%%
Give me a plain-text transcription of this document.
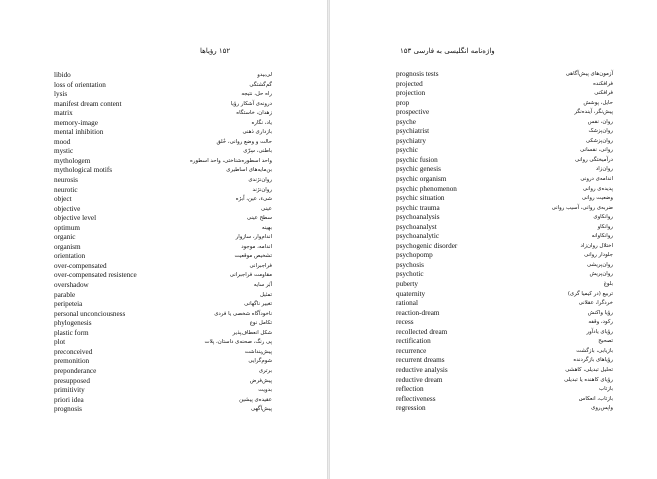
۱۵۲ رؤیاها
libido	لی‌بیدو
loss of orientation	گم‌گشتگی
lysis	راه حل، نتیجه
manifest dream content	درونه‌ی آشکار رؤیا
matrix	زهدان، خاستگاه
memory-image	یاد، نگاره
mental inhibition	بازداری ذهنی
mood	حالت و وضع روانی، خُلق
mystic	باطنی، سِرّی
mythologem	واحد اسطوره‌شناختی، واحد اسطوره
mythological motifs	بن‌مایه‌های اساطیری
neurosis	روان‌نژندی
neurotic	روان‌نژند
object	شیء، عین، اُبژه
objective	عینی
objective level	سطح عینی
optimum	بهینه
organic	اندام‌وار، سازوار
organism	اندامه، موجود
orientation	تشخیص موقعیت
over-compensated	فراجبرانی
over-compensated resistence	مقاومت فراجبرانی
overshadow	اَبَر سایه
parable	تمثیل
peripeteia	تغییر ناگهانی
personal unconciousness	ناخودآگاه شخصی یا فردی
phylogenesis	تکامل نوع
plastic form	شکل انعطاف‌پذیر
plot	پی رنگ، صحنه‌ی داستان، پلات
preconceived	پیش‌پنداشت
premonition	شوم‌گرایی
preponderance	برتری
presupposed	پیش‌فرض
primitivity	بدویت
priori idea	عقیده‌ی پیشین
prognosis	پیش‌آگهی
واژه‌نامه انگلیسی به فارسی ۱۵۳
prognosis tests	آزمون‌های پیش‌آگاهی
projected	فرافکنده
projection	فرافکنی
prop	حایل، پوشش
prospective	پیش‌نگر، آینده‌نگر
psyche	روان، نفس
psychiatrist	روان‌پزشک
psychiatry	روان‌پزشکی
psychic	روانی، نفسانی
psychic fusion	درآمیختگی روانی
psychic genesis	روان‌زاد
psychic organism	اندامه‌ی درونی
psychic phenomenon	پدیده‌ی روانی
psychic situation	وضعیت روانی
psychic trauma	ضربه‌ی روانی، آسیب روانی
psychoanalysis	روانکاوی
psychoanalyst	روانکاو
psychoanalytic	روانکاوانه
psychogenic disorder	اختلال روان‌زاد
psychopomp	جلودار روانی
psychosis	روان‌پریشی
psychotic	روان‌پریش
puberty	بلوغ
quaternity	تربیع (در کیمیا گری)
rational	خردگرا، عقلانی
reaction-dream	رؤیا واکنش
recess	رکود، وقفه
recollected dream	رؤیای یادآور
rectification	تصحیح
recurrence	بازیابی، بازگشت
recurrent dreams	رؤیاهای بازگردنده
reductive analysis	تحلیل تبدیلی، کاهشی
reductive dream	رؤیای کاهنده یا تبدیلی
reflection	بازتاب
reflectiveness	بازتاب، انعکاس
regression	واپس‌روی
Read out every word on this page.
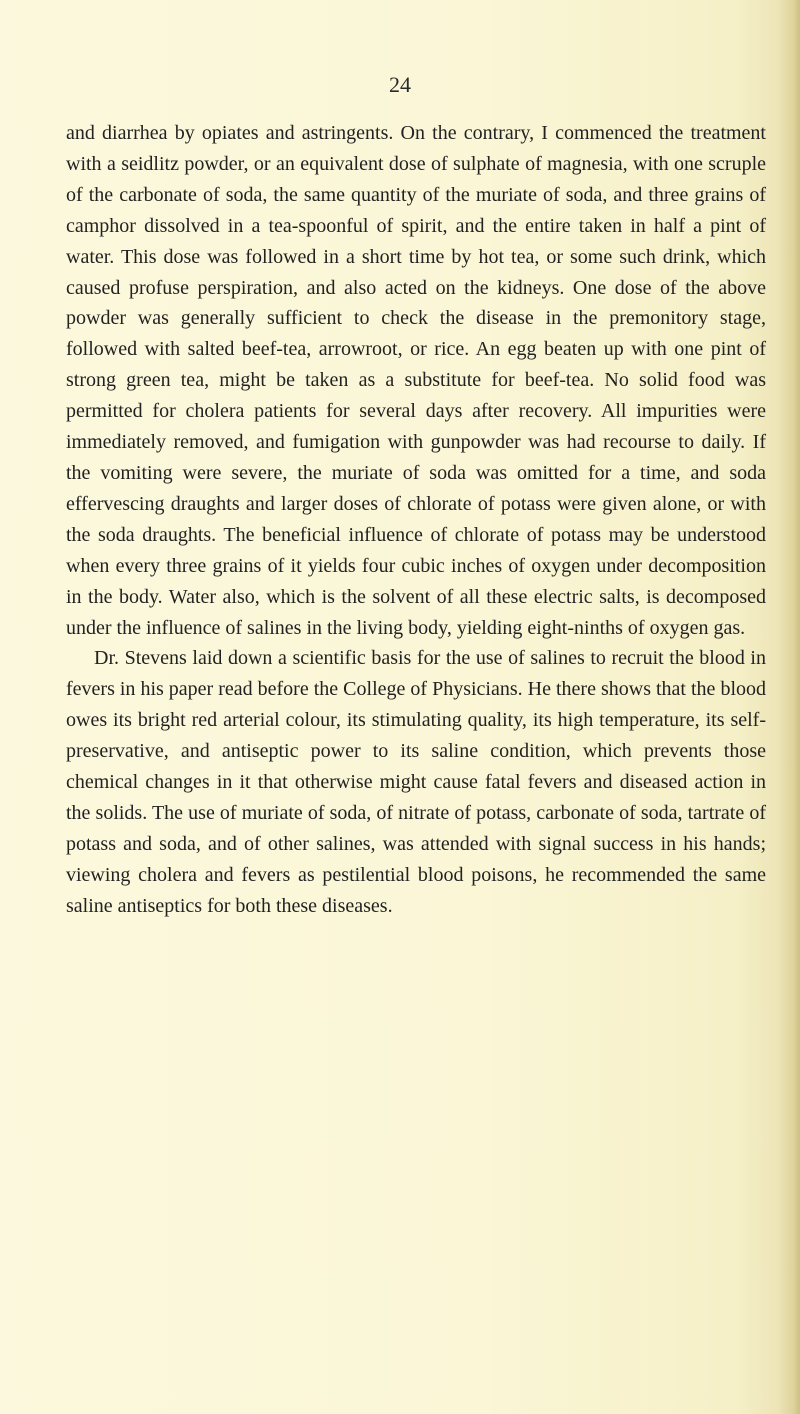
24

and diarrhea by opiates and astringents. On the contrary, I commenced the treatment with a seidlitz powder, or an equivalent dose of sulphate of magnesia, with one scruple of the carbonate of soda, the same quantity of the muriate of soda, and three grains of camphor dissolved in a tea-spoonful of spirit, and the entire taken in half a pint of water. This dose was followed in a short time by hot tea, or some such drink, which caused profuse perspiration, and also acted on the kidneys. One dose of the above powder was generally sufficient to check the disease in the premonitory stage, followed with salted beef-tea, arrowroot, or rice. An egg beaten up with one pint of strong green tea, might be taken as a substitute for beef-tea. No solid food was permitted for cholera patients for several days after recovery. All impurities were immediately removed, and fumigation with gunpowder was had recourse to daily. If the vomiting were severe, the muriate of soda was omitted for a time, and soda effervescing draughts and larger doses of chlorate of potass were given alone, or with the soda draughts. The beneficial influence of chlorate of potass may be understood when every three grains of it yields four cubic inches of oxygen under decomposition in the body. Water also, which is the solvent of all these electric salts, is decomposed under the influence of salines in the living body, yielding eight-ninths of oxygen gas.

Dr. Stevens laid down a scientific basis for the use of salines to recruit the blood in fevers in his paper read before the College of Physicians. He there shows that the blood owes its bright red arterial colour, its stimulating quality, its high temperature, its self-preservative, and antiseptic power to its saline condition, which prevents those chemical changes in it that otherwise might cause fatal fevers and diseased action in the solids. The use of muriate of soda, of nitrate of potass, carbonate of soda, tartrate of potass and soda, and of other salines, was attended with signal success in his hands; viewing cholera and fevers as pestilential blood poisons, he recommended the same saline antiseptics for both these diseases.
%%
▶ Task directions
Copy each line from the data above that includes "رؤیای".

▶ Completed task
recollected dream	رؤیای یادآور
reductive dream	رؤیای کاهنده یا تبدیلی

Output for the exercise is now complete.